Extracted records

------------------------------------

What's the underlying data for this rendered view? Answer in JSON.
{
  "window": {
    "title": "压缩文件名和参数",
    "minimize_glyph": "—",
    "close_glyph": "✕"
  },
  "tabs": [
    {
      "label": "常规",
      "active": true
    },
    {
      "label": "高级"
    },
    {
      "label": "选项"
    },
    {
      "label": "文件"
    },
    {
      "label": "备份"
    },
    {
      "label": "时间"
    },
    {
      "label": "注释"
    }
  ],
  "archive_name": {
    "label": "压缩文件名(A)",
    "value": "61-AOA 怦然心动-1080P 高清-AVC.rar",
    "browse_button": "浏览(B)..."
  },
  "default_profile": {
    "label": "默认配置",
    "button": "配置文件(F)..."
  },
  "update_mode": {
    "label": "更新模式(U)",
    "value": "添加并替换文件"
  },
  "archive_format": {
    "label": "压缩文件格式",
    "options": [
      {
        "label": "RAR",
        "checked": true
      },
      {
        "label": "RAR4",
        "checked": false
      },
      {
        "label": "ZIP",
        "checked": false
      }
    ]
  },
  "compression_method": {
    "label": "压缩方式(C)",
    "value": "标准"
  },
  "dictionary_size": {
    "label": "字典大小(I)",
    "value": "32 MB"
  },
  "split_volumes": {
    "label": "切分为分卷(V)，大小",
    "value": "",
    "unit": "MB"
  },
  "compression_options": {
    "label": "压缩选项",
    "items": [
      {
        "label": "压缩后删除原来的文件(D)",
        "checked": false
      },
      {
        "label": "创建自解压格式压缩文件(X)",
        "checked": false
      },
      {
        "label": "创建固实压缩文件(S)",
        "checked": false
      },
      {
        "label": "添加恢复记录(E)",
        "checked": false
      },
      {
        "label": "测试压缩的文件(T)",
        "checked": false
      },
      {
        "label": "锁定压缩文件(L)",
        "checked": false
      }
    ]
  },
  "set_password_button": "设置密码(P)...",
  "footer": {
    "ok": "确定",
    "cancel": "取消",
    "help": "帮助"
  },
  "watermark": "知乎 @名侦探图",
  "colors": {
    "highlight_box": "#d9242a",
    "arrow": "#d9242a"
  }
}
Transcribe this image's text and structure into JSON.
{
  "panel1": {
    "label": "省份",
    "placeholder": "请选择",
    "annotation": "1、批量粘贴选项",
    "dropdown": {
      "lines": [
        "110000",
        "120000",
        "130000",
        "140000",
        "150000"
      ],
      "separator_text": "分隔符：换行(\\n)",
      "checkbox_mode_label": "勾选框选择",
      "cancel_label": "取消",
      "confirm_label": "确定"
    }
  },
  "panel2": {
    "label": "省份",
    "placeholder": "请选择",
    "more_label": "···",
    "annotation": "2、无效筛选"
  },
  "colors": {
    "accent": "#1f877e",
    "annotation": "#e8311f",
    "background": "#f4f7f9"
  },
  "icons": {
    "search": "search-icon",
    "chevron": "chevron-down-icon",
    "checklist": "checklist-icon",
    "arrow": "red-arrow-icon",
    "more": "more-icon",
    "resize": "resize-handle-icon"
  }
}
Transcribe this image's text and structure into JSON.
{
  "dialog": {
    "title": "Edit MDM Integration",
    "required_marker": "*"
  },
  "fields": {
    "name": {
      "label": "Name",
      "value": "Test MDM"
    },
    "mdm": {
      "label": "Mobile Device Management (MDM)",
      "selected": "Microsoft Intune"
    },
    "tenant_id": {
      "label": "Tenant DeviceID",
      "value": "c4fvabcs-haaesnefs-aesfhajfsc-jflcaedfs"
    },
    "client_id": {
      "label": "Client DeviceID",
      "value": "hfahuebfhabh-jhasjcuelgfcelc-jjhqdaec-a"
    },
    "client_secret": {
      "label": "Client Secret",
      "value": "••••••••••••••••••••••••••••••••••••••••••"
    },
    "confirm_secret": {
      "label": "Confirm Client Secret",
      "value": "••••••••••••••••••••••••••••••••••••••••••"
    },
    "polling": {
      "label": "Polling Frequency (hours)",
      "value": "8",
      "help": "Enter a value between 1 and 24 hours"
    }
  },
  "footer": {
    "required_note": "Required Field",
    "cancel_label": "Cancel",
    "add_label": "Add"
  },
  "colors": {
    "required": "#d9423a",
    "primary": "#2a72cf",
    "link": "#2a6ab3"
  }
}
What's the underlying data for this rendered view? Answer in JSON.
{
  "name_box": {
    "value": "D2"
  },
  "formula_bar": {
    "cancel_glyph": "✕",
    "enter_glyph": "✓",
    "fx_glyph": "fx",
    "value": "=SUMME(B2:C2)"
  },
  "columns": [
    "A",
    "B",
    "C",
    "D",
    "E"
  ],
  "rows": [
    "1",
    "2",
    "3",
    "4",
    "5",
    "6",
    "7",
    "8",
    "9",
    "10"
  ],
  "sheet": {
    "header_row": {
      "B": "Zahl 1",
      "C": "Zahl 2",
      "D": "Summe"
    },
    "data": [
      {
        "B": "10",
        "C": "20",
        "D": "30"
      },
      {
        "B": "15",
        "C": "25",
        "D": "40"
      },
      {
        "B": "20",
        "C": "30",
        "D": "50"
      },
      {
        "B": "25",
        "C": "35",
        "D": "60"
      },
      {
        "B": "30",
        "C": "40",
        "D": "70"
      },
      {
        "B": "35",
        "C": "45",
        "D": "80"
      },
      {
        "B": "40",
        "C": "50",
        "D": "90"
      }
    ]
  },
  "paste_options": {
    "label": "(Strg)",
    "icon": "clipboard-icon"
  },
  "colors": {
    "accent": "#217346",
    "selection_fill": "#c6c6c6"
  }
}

------------------------------------

_Objective:_ All of the material above needs to be retyped word for word.

_Complete answer:_
What's the underlying data for this rendered view? Answer in JSON.
{
  "window": {
    "title": "压缩文件名和参数",
    "minimize_glyph": "—",
    "close_glyph": "✕"
  },
  "tabs": [
    {
      "label": "常规",
      "active": true
    },
    {
      "label": "高级"
    },
    {
      "label": "选项"
    },
    {
      "label": "文件"
    },
    {
      "label": "备份"
    },
    {
      "label": "时间"
    },
    {
      "label": "注释"
    }
  ],
  "archive_name": {
    "label": "压缩文件名(A)",
    "value": "61-AOA 怦然心动-1080P 高清-AVC.rar",
    "browse_button": "浏览(B)..."
  },
  "default_profile": {
    "label": "默认配置",
    "button": "配置文件(F)..."
  },
  "update_mode": {
    "label": "更新模式(U)",
    "value": "添加并替换文件"
  },
  "archive_format": {
    "label": "压缩文件格式",
    "options": [
      {
        "label": "RAR",
        "checked": true
      },
      {
        "label": "RAR4",
        "checked": false
      },
      {
        "label": "ZIP",
        "checked": false
      }
    ]
  },
  "compression_method": {
    "label": "压缩方式(C)",
    "value": "标准"
  },
  "dictionary_size": {
    "label": "字典大小(I)",
    "value": "32 MB"
  },
  "split_volumes": {
    "label": "切分为分卷(V)，大小",
    "value": "",
    "unit": "MB"
  },
  "compression_options": {
    "label": "压缩选项",
    "items": [
      {
        "label": "压缩后删除原来的文件(D)",
        "checked": false
      },
      {
        "label": "创建自解压格式压缩文件(X)",
        "checked": false
      },
      {
        "label": "创建固实压缩文件(S)",
        "checked": false
      },
      {
        "label": "添加恢复记录(E)",
        "checked": false
      },
      {
        "label": "测试压缩的文件(T)",
        "checked": false
      },
      {
        "label": "锁定压缩文件(L)",
        "checked": false
      }
    ]
  },
  "set_password_button": "设置密码(P)...",
  "footer": {
    "ok": "确定",
    "cancel": "取消",
    "help": "帮助"
  },
  "watermark": "知乎 @名侦探图",
  "colors": {
    "highlight_box": "#d9242a",
    "arrow": "#d9242a"
  }
}
Transcribe this image's text and structure into JSON.
{
  "panel1": {
    "label": "省份",
    "placeholder": "请选择",
    "annotation": "1、批量粘贴选项",
    "dropdown": {
      "lines": [
        "110000",
        "120000",
        "130000",
        "140000",
        "150000"
      ],
      "separator_text": "分隔符：换行(\\n)",
      "checkbox_mode_label": "勾选框选择",
      "cancel_label": "取消",
      "confirm_label": "确定"
    }
  },
  "panel2": {
    "label": "省份",
    "placeholder": "请选择",
    "more_label": "···",
    "annotation": "2、无效筛选"
  },
  "colors": {
    "accent": "#1f877e",
    "annotation": "#e8311f",
    "background": "#f4f7f9"
  },
  "icons": {
    "search": "search-icon",
    "chevron": "chevron-down-icon",
    "checklist": "checklist-icon",
    "arrow": "red-arrow-icon",
    "more": "more-icon",
    "resize": "resize-handle-icon"
  }
}
Transcribe this image's text and structure into JSON.
{
  "dialog": {
    "title": "Edit MDM Integration",
    "required_marker": "*"
  },
  "fields": {
    "name": {
      "label": "Name",
      "value": "Test MDM"
    },
    "mdm": {
      "label": "Mobile Device Management (MDM)",
      "selected": "Microsoft Intune"
    },
    "tenant_id": {
      "label": "Tenant DeviceID",
      "value": "c4fvabcs-haaesnefs-aesfhajfsc-jflcaedfs"
    },
    "client_id": {
      "label": "Client DeviceID",
      "value": "hfahuebfhabh-jhasjcuelgfcelc-jjhqdaec-a"
    },
    "client_secret": {
      "label": "Client Secret",
      "value": "••••••••••••••••••••••••••••••••••••••••••"
    },
    "confirm_secret": {
      "label": "Confirm Client Secret",
      "value": "••••••••••••••••••••••••••••••••••••••••••"
    },
    "polling": {
      "label": "Polling Frequency (hours)",
      "value": "8",
      "help": "Enter a value between 1 and 24 hours"
    }
  },
  "footer": {
    "required_note": "Required Field",
    "cancel_label": "Cancel",
    "add_label": "Add"
  },
  "colors": {
    "required": "#d9423a",
    "primary": "#2a72cf",
    "link": "#2a6ab3"
  }
}
What's the underlying data for this rendered view? Answer in JSON.
{
  "name_box": {
    "value": "D2"
  },
  "formula_bar": {
    "cancel_glyph": "✕",
    "enter_glyph": "✓",
    "fx_glyph": "fx",
    "value": "=SUMME(B2:C2)"
  },
  "columns": [
    "A",
    "B",
    "C",
    "D",
    "E"
  ],
  "rows": [
    "1",
    "2",
    "3",
    "4",
    "5",
    "6",
    "7",
    "8",
    "9",
    "10"
  ],
  "sheet": {
    "header_row": {
      "B": "Zahl 1",
      "C": "Zahl 2",
      "D": "Summe"
    },
    "data": [
      {
        "B": "10",
        "C": "20",
        "D": "30"
      },
      {
        "B": "15",
        "C": "25",
        "D": "40"
      },
      {
        "B": "20",
        "C": "30",
        "D": "50"
      },
      {
        "B": "25",
        "C": "35",
        "D": "60"
      },
      {
        "B": "30",
        "C": "40",
        "D": "70"
      },
      {
        "B": "35",
        "C": "45",
        "D": "80"
      },
      {
        "B": "40",
        "C": "50",
        "D": "90"
      }
    ]
  },
  "paste_options": {
    "label": "(Strg)",
    "icon": "clipboard-icon"
  },
  "colors": {
    "accent": "#217346",
    "selection_fill": "#c6c6c6"
  }
}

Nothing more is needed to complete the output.